## begin

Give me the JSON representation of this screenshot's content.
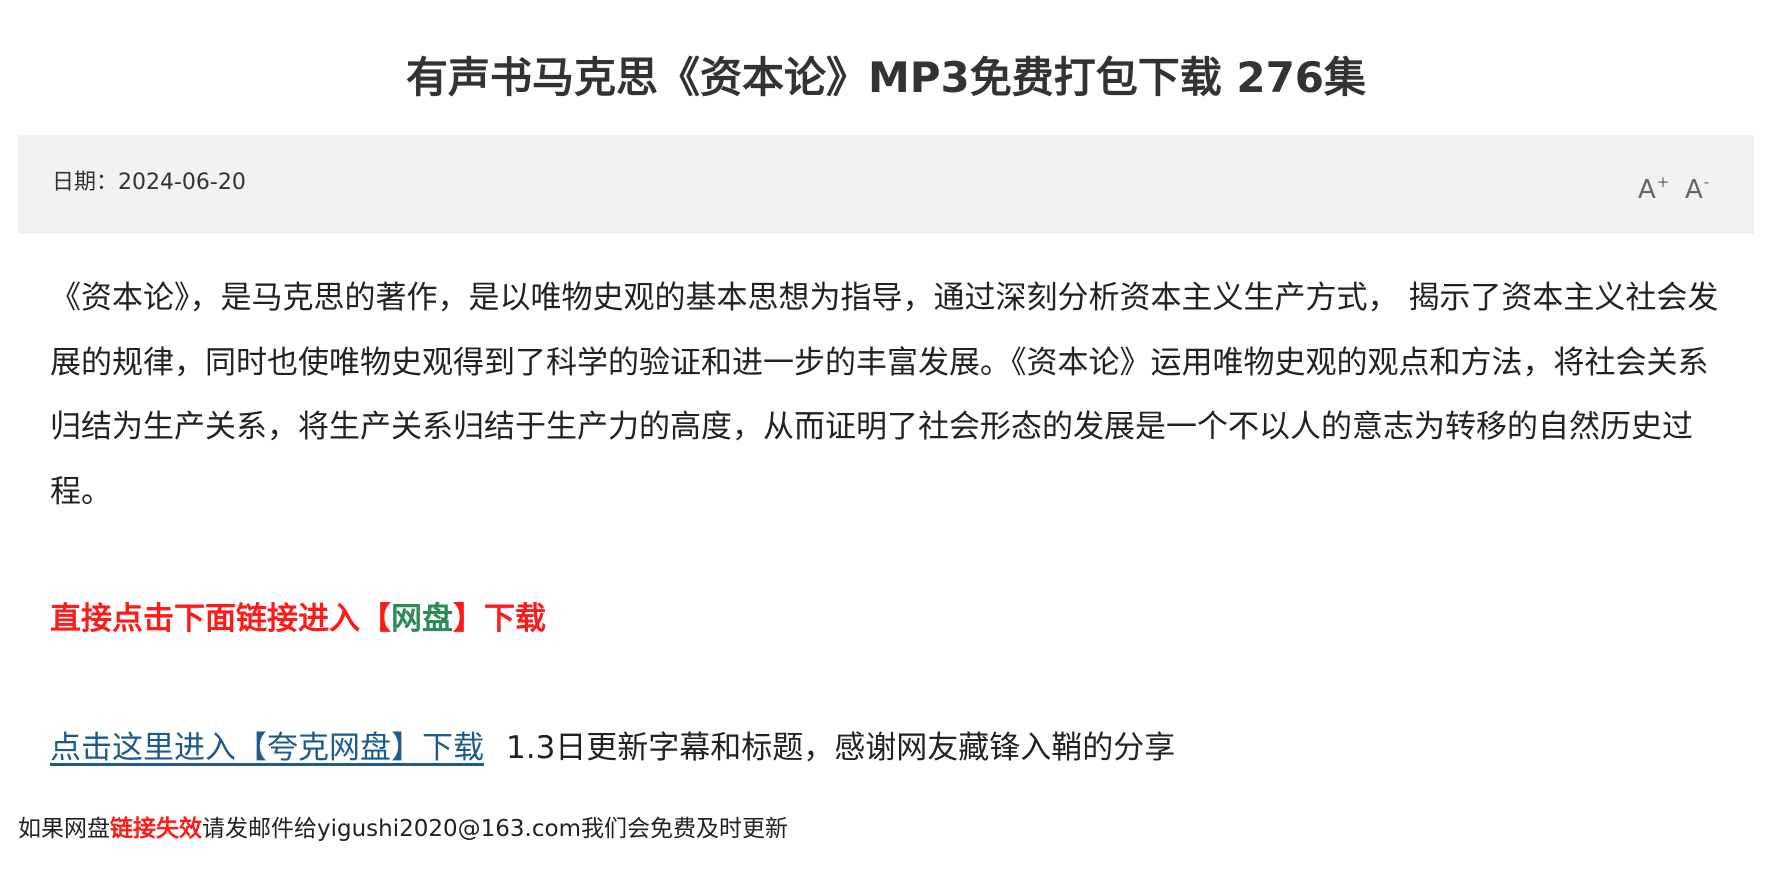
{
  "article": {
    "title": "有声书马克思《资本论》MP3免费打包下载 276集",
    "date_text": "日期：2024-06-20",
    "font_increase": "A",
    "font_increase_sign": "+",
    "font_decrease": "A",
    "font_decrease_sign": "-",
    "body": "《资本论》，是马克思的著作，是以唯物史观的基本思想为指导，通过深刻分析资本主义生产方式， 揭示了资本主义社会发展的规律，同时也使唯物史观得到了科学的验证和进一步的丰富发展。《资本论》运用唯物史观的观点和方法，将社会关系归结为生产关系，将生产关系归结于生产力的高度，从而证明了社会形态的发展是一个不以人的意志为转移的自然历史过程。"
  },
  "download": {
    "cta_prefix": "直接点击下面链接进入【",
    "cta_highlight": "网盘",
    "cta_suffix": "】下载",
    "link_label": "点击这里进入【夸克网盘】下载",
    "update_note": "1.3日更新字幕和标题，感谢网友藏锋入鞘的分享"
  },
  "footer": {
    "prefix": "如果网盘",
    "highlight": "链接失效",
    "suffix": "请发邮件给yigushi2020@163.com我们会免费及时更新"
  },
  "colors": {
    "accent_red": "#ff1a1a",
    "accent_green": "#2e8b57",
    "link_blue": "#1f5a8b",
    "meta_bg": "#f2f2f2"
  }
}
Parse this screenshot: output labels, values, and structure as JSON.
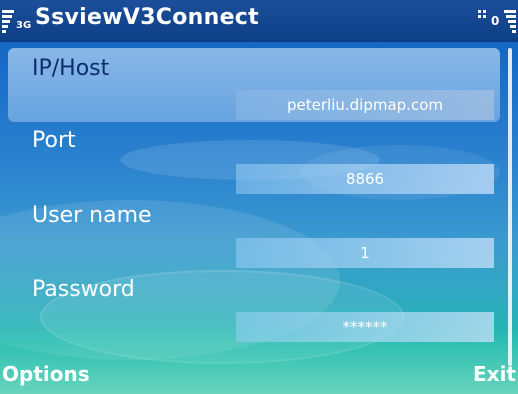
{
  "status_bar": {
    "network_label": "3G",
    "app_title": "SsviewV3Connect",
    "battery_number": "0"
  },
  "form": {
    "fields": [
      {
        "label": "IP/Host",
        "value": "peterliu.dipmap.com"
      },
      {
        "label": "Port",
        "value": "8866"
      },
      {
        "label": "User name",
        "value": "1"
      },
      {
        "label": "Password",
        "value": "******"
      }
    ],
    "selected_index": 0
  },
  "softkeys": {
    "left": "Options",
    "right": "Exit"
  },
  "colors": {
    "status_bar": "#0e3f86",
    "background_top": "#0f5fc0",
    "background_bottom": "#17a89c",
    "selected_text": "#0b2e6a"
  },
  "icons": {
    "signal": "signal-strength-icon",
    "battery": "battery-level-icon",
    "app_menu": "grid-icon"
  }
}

## end

GIVEN EXERCISE | Print out every entry above without changing a word, and leave out the pictures.

FINISHED EXERCISE |
Give me the JSON representation of this screenshot's content.
{
  "article": {
    "title": "有声书马克思《资本论》MP3免费打包下载 276集",
    "date_text": "日期：2024-06-20",
    "font_increase": "A",
    "font_increase_sign": "+",
    "font_decrease": "A",
    "font_decrease_sign": "-",
    "body": "《资本论》，是马克思的著作，是以唯物史观的基本思想为指导，通过深刻分析资本主义生产方式， 揭示了资本主义社会发展的规律，同时也使唯物史观得到了科学的验证和进一步的丰富发展。《资本论》运用唯物史观的观点和方法，将社会关系归结为生产关系，将生产关系归结于生产力的高度，从而证明了社会形态的发展是一个不以人的意志为转移的自然历史过程。"
  },
  "download": {
    "cta_prefix": "直接点击下面链接进入【",
    "cta_highlight": "网盘",
    "cta_suffix": "】下载",
    "link_label": "点击这里进入【夸克网盘】下载",
    "update_note": "1.3日更新字幕和标题，感谢网友藏锋入鞘的分享"
  },
  "footer": {
    "prefix": "如果网盘",
    "highlight": "链接失效",
    "suffix": "请发邮件给yigushi2020@163.com我们会免费及时更新"
  },
  "colors": {
    "accent_red": "#ff1a1a",
    "accent_green": "#2e8b57",
    "link_blue": "#1f5a8b",
    "meta_bg": "#f2f2f2"
  }
}
Parse this screenshot: output labels, values, and structure as JSON.
{
  "status_bar": {
    "network_label": "3G",
    "app_title": "SsviewV3Connect",
    "battery_number": "0"
  },
  "form": {
    "fields": [
      {
        "label": "IP/Host",
        "value": "peterliu.dipmap.com"
      },
      {
        "label": "Port",
        "value": "8866"
      },
      {
        "label": "User name",
        "value": "1"
      },
      {
        "label": "Password",
        "value": "******"
      }
    ],
    "selected_index": 0
  },
  "softkeys": {
    "left": "Options",
    "right": "Exit"
  },
  "colors": {
    "status_bar": "#0e3f86",
    "background_top": "#0f5fc0",
    "background_bottom": "#17a89c",
    "selected_text": "#0b2e6a"
  },
  "icons": {
    "signal": "signal-strength-icon",
    "battery": "battery-level-icon",
    "app_menu": "grid-icon"
  }
}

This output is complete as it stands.